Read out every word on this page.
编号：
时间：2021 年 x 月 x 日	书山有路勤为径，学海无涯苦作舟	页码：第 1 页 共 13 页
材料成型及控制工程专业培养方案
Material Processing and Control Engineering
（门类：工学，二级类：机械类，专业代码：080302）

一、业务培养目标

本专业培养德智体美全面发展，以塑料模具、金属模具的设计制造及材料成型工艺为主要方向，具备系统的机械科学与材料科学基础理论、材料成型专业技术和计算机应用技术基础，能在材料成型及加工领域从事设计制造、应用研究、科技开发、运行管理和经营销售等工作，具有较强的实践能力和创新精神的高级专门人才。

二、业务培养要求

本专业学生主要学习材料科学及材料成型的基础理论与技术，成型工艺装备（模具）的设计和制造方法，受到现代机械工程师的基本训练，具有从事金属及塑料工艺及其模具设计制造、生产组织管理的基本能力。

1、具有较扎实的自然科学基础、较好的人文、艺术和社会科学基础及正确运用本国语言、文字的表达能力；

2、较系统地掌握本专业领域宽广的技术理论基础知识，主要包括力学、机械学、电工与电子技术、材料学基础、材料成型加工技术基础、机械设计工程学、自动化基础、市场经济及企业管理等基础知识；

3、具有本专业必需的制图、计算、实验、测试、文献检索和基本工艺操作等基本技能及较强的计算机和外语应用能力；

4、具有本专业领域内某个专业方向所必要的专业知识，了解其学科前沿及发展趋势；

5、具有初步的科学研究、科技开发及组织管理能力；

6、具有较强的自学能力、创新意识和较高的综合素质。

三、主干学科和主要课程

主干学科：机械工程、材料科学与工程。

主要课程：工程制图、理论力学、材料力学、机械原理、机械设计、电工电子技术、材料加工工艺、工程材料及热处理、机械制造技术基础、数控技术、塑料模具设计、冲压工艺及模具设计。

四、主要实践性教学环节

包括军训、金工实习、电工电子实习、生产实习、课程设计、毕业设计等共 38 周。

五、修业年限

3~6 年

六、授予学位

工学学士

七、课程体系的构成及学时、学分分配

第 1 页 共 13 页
┄┄┄┄┄┄
*Your task*:
Reproduce each record exactly, leaving nothing out.

*Final result*:
Read out every word on this page.
编号：
时间：2021 年 x 月 x 日	书山有路勤为径，学海无涯苦作舟	页码：第 1 页 共 13 页
材料成型及控制工程专业培养方案
Material Processing and Control Engineering
（门类：工学，二级类：机械类，专业代码：080302）

一、业务培养目标

本专业培养德智体美全面发展，以塑料模具、金属模具的设计制造及材料成型工艺为主要方向，具备系统的机械科学与材料科学基础理论、材料成型专业技术和计算机应用技术基础，能在材料成型及加工领域从事设计制造、应用研究、科技开发、运行管理和经营销售等工作，具有较强的实践能力和创新精神的高级专门人才。

二、业务培养要求

本专业学生主要学习材料科学及材料成型的基础理论与技术，成型工艺装备（模具）的设计和制造方法，受到现代机械工程师的基本训练，具有从事金属及塑料工艺及其模具设计制造、生产组织管理的基本能力。

1、具有较扎实的自然科学基础、较好的人文、艺术和社会科学基础及正确运用本国语言、文字的表达能力；

2、较系统地掌握本专业领域宽广的技术理论基础知识，主要包括力学、机械学、电工与电子技术、材料学基础、材料成型加工技术基础、机械设计工程学、自动化基础、市场经济及企业管理等基础知识；

3、具有本专业必需的制图、计算、实验、测试、文献检索和基本工艺操作等基本技能及较强的计算机和外语应用能力；

4、具有本专业领域内某个专业方向所必要的专业知识，了解其学科前沿及发展趋势；

5、具有初步的科学研究、科技开发及组织管理能力；

6、具有较强的自学能力、创新意识和较高的综合素质。

三、主干学科和主要课程

主干学科：机械工程、材料科学与工程。

主要课程：工程制图、理论力学、材料力学、机械原理、机械设计、电工电子技术、材料加工工艺、工程材料及热处理、机械制造技术基础、数控技术、塑料模具设计、冲压工艺及模具设计。

四、主要实践性教学环节

包括军训、金工实习、电工电子实习、生产实习、课程设计、毕业设计等共 38 周。

五、修业年限

3~6 年

六、授予学位

工学学士

七、课程体系的构成及学时、学分分配

第 1 页 共 13 页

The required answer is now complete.